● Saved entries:
^^^^

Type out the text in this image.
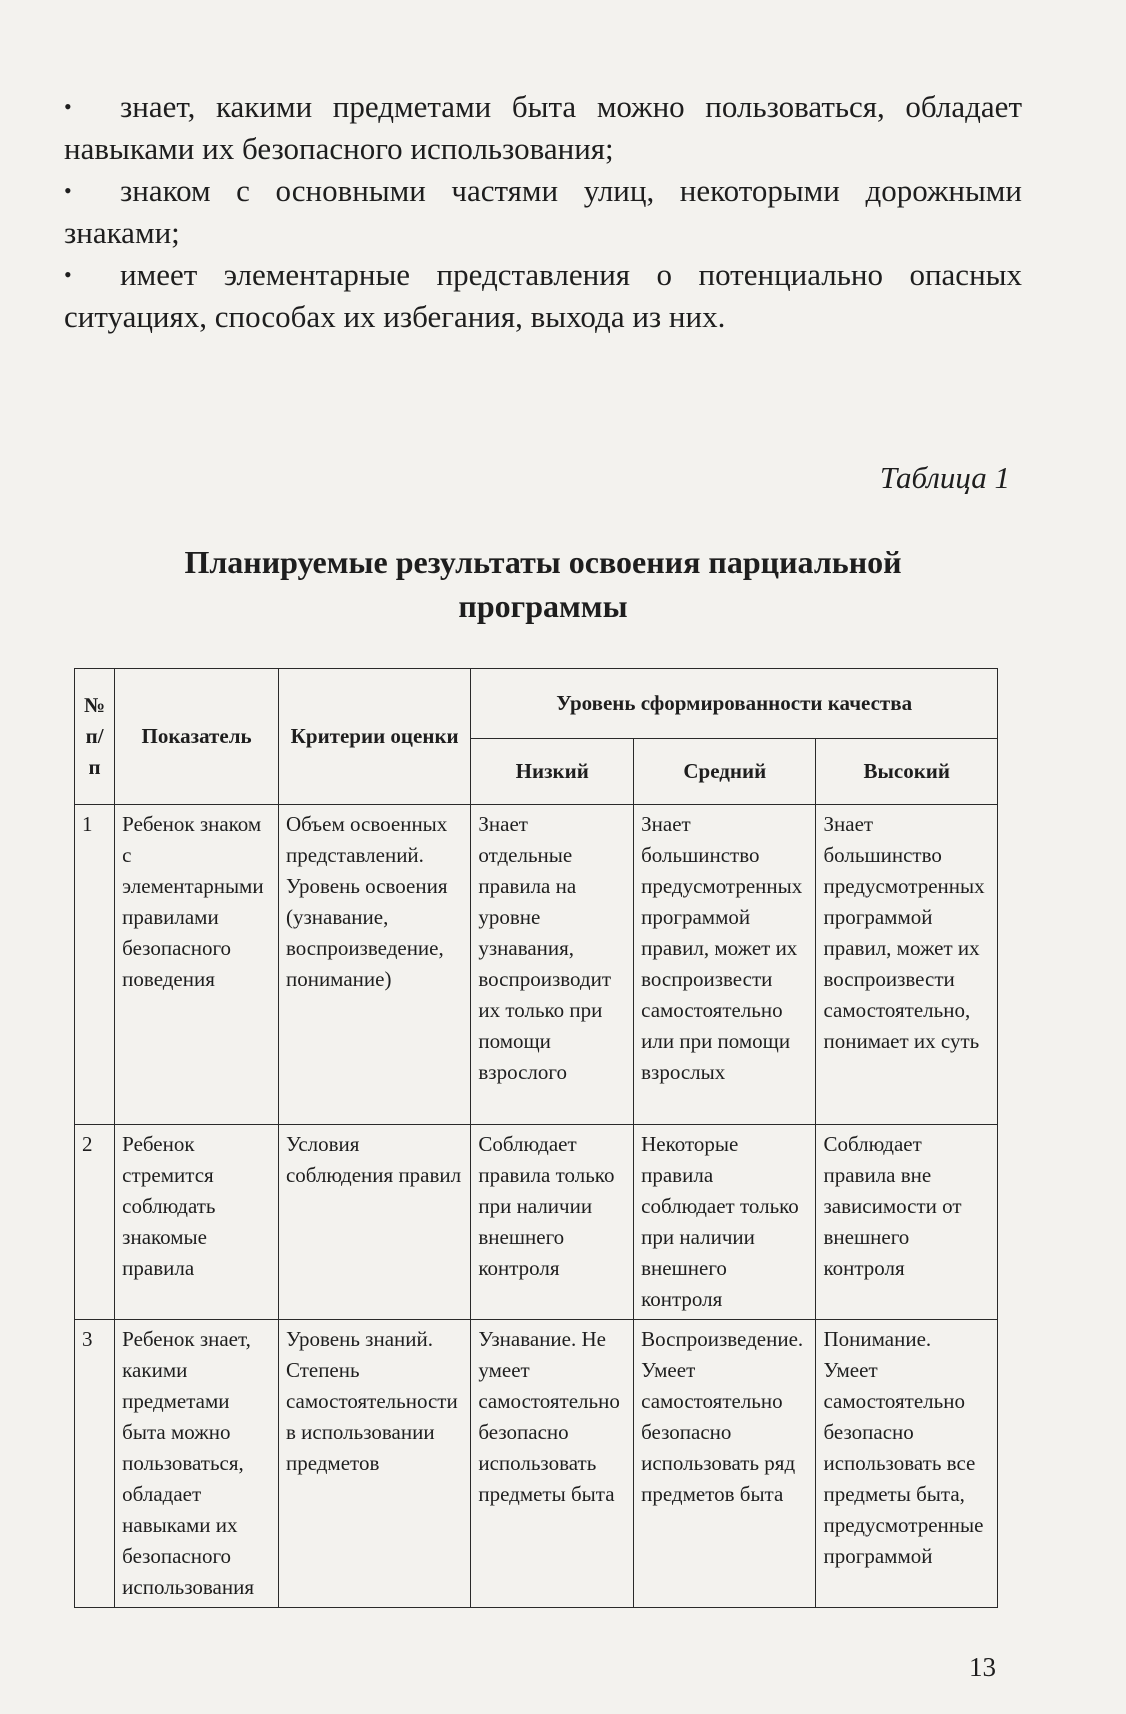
• знает, какими предметами быта можно пользоваться, обладает навыками их безопасного использования;

• знаком с основными частями улиц, некоторыми дорожными знаками;

• имеет элементарные представления о потенциально опасных ситуациях, способах их избегания, выхода из них.

Таблица 1
Планируемые результаты освоения парциальной
программы
№ п/п	Показатель	Критерии оценки	Уровень сформированности качества		
			Низкий	Средний	Высокий
1	Ребенок знаком с элементарными правилами безопасного поведения	Объем освоенных представлений. Уровень освоения (узнавание, воспроизведение, понимание)	Знает отдельные правила на уровне узнавания, воспроизводит их только при помощи взрослого	Знает большинство предусмотренных программой правил, может их воспроизвести самостоятельно или при помощи взрослых	Знает большинство предусмотренных программой правил, может их воспроизвести самостоятельно, понимает их суть
2	Ребенок стремится соблюдать знакомые правила	Условия соблюдения правил	Соблюдает правила только при наличии внешнего контроля	Некоторые правила соблюдает только при наличии внешнего контроля	Соблюдает правила вне зависимости от внешнего контроля
3	Ребенок знает, какими предметами быта можно пользоваться, обладает навыками их безопасного использования	Уровень знаний. Степень самостоятельности в использовании предметов	Узнавание. Не умеет самостоятельно безопасно использовать предметы быта	Воспроизведение. Умеет самостоятельно безопасно использовать ряд предметов быта	Понимание. Умеет самостоятельно безопасно использовать все предметы быта, предусмотренные программой
13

^^^^

● PROBLEM: Quote every record above exactly, leaving out any pictures.

● FULL ANSWER:
Type out the text in this image.
• знает, какими предметами быта можно пользоваться, обладает навыками их безопасного использования;

• знаком с основными частями улиц, некоторыми дорожными знаками;

• имеет элементарные представления о потенциально опасных ситуациях, способах их избегания, выхода из них.

Таблица 1
Планируемые результаты освоения парциальной
программы
№ п/п	Показатель	Критерии оценки	Уровень сформированности качества		
			Низкий	Средний	Высокий
1	Ребенок знаком с элементарными правилами безопасного поведения	Объем освоенных представлений. Уровень освоения (узнавание, воспроизведение, понимание)	Знает отдельные правила на уровне узнавания, воспроизводит их только при помощи взрослого	Знает большинство предусмотренных программой правил, может их воспроизвести самостоятельно или при помощи взрослых	Знает большинство предусмотренных программой правил, может их воспроизвести самостоятельно, понимает их суть
2	Ребенок стремится соблюдать знакомые правила	Условия соблюдения правил	Соблюдает правила только при наличии внешнего контроля	Некоторые правила соблюдает только при наличии внешнего контроля	Соблюдает правила вне зависимости от внешнего контроля
3	Ребенок знает, какими предметами быта можно пользоваться, обладает навыками их безопасного использования	Уровень знаний. Степень самостоятельности в использовании предметов	Узнавание. Не умеет самостоятельно безопасно использовать предметы быта	Воспроизведение. Умеет самостоятельно безопасно использовать ряд предметов быта	Понимание. Умеет самостоятельно безопасно использовать все предметы быта, предусмотренные программой
13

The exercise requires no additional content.